Material provided »
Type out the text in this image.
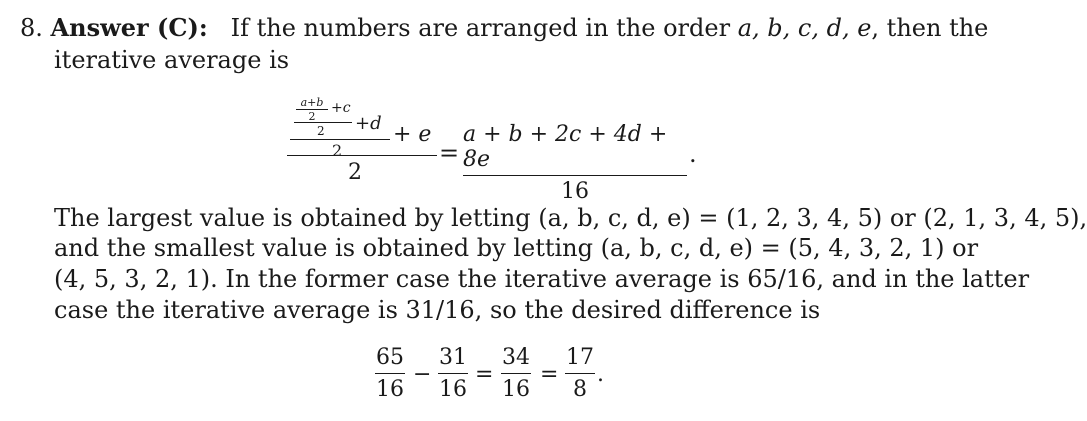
8. Answer (C): If the numbers are arranged in the order a, b, c, d, e, then the
iterative average is
a+b
2
+c
2 +d
2
+ e
2
=
a + b + 2c + 4d + 8e
16
.
The largest value is obtained by letting (a, b, c, d, e) = (1, 2, 3, 4, 5) or (2, 1, 3, 4, 5),
and the smallest value is obtained by letting (a, b, c, d, e) = (5, 4, 3, 2, 1) or
(4, 5, 3, 2, 1). In the former case the iterative average is 65/16, and in the latter
case the iterative average is 31/16, so the desired difference is
65
16
−
31
16
=
34
16
=
17
8
.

Task details » The records above need to be given again exactly. Omit the pictures.

Answer to this task »
Type out the text in this image.
8. Answer (C): If the numbers are arranged in the order a, b, c, d, e, then the
iterative average is
a+b
2
+c
2 +d
2
+ e
2
=
a + b + 2c + 4d + 8e
16
.
The largest value is obtained by letting (a, b, c, d, e) = (1, 2, 3, 4, 5) or (2, 1, 3, 4, 5),
and the smallest value is obtained by letting (a, b, c, d, e) = (5, 4, 3, 2, 1) or
(4, 5, 3, 2, 1). In the former case the iterative average is 65/16, and in the latter
case the iterative average is 31/16, so the desired difference is
65
16
−
31
16
=
34
16
=
17
8
.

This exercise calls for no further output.